YOUR ASSIGNMENT —
Search the data below for "Percentage" and report how many lines contain it, with no other text.

── SOURCE INFORMATION

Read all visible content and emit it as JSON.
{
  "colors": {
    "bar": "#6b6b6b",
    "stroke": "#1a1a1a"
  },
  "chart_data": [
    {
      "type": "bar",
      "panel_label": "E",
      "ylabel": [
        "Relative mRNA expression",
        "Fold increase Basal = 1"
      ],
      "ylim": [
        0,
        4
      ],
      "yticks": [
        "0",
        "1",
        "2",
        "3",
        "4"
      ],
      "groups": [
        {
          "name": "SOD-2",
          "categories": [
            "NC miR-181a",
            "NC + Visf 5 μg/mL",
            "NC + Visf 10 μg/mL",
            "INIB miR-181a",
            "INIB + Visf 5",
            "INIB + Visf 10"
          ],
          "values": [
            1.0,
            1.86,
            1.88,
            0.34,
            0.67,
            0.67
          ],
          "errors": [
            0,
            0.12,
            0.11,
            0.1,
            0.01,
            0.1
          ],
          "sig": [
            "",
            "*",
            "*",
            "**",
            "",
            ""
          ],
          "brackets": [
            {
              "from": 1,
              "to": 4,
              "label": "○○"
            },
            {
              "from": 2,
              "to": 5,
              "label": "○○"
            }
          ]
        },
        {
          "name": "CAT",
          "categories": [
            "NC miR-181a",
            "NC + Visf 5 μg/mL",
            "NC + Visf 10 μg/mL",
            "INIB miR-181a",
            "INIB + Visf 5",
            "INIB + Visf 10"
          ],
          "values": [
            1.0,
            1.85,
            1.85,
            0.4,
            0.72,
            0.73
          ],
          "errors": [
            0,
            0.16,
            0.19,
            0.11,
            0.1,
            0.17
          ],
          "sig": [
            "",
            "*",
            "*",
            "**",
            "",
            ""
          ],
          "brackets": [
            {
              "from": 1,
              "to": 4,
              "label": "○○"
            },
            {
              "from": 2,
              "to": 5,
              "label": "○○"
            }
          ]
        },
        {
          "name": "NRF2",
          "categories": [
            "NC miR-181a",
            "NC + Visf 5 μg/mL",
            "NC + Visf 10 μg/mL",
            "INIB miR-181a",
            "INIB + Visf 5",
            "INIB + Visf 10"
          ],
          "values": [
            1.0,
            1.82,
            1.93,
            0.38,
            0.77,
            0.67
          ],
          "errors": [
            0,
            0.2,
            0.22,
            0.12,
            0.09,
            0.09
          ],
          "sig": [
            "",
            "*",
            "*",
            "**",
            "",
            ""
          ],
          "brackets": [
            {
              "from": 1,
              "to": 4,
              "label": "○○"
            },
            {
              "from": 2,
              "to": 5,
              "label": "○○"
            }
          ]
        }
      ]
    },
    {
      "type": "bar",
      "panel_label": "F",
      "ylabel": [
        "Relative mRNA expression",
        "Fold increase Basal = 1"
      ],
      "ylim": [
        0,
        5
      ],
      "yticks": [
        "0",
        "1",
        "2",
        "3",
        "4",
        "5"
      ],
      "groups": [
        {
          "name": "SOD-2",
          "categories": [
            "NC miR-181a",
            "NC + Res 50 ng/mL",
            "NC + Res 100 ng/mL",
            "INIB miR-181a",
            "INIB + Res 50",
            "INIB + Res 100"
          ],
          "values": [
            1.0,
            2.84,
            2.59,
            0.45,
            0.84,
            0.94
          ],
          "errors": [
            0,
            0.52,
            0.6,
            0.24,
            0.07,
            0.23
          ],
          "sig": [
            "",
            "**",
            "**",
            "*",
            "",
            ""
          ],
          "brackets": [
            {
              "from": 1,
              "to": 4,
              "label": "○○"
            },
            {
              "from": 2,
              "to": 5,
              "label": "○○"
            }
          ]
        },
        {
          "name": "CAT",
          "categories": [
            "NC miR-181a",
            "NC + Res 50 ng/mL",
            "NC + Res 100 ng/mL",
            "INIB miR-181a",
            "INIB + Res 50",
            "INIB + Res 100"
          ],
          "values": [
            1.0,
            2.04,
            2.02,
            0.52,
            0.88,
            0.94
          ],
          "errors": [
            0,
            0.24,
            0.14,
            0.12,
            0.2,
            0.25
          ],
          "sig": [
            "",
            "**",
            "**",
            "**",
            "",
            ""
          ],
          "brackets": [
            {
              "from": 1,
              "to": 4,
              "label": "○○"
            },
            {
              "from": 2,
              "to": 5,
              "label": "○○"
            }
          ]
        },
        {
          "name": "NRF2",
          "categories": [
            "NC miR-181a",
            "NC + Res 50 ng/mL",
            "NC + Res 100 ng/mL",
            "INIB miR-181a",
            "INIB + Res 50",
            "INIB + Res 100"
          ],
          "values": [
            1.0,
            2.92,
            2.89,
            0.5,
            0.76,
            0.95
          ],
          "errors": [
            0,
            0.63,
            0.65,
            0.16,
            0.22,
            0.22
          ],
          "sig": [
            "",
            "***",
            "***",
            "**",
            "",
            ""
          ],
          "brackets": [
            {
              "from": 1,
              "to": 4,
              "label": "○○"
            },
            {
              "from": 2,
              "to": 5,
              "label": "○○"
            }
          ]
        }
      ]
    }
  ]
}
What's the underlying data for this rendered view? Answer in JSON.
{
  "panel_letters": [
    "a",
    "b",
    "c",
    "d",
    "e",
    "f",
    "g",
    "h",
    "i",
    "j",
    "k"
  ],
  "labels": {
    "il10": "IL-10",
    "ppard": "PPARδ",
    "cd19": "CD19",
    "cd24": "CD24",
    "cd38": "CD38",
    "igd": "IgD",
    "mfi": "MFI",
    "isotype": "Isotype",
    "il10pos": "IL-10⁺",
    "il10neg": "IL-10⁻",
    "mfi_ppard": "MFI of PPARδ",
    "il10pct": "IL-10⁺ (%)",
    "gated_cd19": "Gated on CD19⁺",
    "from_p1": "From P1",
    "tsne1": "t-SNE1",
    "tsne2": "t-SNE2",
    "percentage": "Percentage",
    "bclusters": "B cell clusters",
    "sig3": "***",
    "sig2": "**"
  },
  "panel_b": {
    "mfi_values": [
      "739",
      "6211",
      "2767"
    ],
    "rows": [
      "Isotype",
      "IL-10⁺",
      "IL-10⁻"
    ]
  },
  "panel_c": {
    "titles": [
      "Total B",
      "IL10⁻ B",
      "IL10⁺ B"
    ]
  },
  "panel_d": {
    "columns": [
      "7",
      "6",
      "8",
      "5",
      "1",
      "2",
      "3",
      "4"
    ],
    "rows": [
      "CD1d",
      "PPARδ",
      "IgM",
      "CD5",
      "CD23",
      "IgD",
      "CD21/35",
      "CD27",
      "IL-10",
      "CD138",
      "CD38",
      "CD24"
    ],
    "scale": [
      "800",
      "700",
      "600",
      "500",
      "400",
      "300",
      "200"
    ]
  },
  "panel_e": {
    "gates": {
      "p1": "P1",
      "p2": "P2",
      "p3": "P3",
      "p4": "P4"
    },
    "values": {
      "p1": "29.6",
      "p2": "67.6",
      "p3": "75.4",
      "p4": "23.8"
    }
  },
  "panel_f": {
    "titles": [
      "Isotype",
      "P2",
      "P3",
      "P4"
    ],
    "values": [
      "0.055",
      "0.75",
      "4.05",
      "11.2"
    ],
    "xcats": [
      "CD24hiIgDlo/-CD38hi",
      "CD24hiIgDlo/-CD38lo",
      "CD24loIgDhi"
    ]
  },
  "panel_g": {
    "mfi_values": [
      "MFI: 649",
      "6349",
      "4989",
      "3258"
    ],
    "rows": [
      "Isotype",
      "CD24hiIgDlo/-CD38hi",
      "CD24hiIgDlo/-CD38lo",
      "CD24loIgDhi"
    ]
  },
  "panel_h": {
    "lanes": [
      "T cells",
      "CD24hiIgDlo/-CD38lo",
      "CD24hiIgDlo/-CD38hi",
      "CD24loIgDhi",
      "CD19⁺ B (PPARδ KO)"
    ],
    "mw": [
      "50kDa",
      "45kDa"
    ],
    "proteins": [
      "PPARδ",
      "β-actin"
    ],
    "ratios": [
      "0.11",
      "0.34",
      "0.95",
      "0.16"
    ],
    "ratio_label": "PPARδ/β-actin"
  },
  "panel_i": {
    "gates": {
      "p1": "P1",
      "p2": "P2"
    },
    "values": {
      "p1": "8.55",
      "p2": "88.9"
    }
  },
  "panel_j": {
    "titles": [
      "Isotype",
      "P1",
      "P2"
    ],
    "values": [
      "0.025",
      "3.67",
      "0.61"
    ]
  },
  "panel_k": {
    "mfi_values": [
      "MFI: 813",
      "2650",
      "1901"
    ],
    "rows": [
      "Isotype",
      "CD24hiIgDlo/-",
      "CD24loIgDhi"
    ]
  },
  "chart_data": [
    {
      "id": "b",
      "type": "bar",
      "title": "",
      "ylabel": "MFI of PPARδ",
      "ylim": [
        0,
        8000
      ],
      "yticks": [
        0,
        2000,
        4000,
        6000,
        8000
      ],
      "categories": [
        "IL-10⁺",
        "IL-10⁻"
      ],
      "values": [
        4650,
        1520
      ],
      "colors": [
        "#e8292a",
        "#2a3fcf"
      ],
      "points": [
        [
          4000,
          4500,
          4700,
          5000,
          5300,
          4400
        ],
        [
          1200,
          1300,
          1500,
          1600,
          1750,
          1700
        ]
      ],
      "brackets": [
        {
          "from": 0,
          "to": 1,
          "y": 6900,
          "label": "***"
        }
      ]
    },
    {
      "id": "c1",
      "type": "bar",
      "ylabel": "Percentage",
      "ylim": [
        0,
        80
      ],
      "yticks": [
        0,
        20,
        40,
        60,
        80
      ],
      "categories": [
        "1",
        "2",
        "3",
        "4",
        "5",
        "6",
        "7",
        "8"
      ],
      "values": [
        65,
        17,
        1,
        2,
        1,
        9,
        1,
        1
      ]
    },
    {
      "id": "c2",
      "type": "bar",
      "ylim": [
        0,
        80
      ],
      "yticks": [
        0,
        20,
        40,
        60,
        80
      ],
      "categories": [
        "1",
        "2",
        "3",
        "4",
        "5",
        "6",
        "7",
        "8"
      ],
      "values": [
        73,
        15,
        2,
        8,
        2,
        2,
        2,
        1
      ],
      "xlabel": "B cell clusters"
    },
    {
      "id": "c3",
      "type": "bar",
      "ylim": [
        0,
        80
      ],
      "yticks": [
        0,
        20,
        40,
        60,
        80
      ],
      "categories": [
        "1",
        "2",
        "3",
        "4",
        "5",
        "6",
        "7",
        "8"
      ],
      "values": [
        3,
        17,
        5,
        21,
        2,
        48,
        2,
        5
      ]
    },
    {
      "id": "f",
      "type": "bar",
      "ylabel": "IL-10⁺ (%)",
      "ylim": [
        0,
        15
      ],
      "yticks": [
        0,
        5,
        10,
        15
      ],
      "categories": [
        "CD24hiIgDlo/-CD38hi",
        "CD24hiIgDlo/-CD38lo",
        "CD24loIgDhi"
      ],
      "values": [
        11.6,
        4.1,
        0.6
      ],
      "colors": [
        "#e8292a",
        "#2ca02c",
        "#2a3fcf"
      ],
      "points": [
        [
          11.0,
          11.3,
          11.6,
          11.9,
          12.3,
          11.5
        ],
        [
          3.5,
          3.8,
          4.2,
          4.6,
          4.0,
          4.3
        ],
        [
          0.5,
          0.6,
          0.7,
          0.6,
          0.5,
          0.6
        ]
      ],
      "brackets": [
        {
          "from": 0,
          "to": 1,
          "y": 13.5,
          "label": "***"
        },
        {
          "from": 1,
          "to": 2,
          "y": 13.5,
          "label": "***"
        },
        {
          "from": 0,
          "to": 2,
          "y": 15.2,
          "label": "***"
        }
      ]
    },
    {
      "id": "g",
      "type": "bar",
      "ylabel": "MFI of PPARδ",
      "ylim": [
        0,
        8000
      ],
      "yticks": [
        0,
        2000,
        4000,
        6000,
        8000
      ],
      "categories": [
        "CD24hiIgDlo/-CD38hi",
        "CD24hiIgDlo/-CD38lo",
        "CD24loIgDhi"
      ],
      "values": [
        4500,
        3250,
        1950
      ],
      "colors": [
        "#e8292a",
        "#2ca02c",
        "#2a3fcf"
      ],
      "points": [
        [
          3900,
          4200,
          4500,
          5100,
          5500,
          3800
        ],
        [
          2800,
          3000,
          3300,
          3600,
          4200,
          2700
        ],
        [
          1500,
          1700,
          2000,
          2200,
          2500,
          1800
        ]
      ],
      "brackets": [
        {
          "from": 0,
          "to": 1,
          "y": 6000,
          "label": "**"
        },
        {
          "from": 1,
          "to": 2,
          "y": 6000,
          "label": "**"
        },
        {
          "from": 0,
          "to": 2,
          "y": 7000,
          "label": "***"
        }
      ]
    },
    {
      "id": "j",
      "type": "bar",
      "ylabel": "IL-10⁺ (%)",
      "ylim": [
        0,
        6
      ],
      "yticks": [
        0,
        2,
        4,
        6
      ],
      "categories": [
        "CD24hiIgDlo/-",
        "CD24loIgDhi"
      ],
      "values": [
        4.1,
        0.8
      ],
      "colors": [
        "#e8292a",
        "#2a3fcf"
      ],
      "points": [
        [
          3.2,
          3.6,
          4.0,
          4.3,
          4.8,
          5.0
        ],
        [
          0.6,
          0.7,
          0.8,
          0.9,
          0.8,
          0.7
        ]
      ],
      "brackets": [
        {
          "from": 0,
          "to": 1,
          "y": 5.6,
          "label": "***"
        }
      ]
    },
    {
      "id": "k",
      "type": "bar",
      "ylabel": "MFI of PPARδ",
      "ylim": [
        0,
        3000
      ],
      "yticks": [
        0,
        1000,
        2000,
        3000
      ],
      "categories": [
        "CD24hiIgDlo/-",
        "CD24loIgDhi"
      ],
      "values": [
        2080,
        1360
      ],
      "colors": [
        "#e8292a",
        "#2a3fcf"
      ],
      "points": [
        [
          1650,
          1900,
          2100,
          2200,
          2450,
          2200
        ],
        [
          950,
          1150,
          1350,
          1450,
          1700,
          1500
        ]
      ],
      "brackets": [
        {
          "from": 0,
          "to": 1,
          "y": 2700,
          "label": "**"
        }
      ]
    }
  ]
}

────

YOUR SOLUTION —
2